**WRITTEN REQUEST**
Gather each line of the entries below that includes "heart".

[Dataset items]
┌──

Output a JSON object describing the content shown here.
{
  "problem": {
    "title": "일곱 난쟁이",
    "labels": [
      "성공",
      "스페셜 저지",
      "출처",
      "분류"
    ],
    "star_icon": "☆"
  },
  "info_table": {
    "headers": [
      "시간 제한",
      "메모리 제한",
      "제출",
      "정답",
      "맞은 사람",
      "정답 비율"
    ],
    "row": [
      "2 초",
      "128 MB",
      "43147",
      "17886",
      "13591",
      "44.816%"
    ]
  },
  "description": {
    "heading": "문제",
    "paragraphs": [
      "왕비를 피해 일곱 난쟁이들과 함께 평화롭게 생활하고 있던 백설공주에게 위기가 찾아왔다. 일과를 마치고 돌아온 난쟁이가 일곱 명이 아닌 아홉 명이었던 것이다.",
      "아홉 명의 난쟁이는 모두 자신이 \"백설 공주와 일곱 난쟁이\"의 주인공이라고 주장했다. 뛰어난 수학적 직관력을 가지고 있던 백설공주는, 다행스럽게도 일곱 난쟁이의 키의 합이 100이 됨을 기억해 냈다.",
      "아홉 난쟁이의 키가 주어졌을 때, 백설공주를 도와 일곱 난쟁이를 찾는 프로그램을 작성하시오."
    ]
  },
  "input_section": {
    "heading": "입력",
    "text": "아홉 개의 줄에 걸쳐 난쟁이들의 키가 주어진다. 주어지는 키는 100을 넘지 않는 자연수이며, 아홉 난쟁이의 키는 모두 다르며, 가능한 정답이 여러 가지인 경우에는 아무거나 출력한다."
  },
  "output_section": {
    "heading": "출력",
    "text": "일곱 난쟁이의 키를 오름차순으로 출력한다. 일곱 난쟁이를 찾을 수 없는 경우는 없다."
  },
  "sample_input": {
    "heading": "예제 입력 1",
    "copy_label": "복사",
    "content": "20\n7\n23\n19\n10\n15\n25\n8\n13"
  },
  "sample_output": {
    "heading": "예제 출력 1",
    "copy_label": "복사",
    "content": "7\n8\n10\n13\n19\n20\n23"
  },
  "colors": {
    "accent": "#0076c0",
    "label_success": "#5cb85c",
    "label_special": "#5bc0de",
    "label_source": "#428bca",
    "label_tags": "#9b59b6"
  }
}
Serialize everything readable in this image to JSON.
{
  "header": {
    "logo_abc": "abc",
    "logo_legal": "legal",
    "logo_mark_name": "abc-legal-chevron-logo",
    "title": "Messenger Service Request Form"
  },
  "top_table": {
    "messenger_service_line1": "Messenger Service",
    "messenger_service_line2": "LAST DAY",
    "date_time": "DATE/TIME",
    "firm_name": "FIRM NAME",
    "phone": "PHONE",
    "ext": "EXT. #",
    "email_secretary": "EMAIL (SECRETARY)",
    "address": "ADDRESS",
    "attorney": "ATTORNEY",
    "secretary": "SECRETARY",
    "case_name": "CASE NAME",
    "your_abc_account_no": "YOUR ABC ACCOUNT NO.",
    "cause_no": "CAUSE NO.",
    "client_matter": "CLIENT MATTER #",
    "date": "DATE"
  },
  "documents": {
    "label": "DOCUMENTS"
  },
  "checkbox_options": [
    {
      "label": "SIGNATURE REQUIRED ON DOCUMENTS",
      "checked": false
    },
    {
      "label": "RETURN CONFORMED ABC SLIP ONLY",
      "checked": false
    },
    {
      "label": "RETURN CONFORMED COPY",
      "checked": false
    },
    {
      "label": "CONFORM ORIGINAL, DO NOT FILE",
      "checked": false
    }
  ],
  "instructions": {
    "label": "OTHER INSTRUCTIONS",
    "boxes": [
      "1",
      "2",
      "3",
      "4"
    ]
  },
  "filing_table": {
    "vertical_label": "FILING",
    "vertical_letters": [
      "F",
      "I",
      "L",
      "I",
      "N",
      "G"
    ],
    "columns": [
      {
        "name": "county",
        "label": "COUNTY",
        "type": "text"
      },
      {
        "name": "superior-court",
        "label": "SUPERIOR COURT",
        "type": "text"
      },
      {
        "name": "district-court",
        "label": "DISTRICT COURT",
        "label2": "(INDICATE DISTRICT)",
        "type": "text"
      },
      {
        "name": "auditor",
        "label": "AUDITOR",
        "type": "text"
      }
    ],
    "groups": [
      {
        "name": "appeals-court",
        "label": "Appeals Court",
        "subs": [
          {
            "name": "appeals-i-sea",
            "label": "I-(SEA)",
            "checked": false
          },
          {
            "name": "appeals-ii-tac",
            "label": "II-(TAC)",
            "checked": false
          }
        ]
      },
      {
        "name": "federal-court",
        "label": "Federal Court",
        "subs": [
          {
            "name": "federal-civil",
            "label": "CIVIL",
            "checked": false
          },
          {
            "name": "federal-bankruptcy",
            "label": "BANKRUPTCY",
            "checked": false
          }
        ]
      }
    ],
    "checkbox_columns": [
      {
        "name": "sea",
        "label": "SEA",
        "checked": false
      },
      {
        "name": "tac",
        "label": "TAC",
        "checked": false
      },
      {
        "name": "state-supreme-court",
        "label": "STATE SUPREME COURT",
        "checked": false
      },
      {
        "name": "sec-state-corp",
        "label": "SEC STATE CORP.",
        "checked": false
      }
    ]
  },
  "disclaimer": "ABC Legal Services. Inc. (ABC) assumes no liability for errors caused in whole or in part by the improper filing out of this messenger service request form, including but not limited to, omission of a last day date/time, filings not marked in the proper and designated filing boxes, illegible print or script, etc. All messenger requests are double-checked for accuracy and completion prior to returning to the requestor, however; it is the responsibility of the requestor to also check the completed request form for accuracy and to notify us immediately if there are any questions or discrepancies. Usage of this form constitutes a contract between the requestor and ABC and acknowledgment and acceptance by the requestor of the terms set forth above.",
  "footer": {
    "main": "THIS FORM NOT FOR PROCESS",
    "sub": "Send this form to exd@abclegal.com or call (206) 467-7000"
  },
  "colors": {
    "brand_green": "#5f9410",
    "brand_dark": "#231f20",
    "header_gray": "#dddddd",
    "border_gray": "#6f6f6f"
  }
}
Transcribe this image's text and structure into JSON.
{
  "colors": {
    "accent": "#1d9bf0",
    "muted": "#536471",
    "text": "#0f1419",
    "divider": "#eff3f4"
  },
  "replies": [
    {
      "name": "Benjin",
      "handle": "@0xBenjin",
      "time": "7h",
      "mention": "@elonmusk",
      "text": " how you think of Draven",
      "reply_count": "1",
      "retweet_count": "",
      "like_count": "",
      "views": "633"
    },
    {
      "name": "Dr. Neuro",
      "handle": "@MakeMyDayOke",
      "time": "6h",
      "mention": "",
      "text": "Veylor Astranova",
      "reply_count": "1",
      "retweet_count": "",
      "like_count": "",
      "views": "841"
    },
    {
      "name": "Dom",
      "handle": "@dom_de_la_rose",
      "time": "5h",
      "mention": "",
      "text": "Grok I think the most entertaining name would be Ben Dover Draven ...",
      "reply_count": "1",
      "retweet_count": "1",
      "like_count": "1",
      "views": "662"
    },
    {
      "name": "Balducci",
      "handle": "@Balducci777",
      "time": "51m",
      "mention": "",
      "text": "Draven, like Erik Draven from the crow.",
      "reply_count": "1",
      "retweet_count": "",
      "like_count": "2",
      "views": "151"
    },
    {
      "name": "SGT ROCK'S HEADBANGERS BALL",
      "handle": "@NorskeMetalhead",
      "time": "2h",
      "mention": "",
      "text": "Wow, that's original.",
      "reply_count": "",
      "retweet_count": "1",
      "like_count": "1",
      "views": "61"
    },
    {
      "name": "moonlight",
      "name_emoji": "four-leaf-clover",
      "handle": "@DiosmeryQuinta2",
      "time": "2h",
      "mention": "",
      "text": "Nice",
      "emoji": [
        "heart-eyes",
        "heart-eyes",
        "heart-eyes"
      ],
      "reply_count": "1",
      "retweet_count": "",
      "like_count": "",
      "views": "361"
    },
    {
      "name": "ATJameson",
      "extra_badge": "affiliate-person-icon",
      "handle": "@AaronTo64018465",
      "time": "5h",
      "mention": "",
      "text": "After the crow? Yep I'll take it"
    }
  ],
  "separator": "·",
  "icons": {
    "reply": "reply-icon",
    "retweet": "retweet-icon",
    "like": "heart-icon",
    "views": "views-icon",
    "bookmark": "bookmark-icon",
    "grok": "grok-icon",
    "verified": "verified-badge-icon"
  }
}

└──

**SOLUTION TO THIS TASK**
        "heart-eyes",
        "heart-eyes",
        "heart-eyes"
    "like": "heart-icon",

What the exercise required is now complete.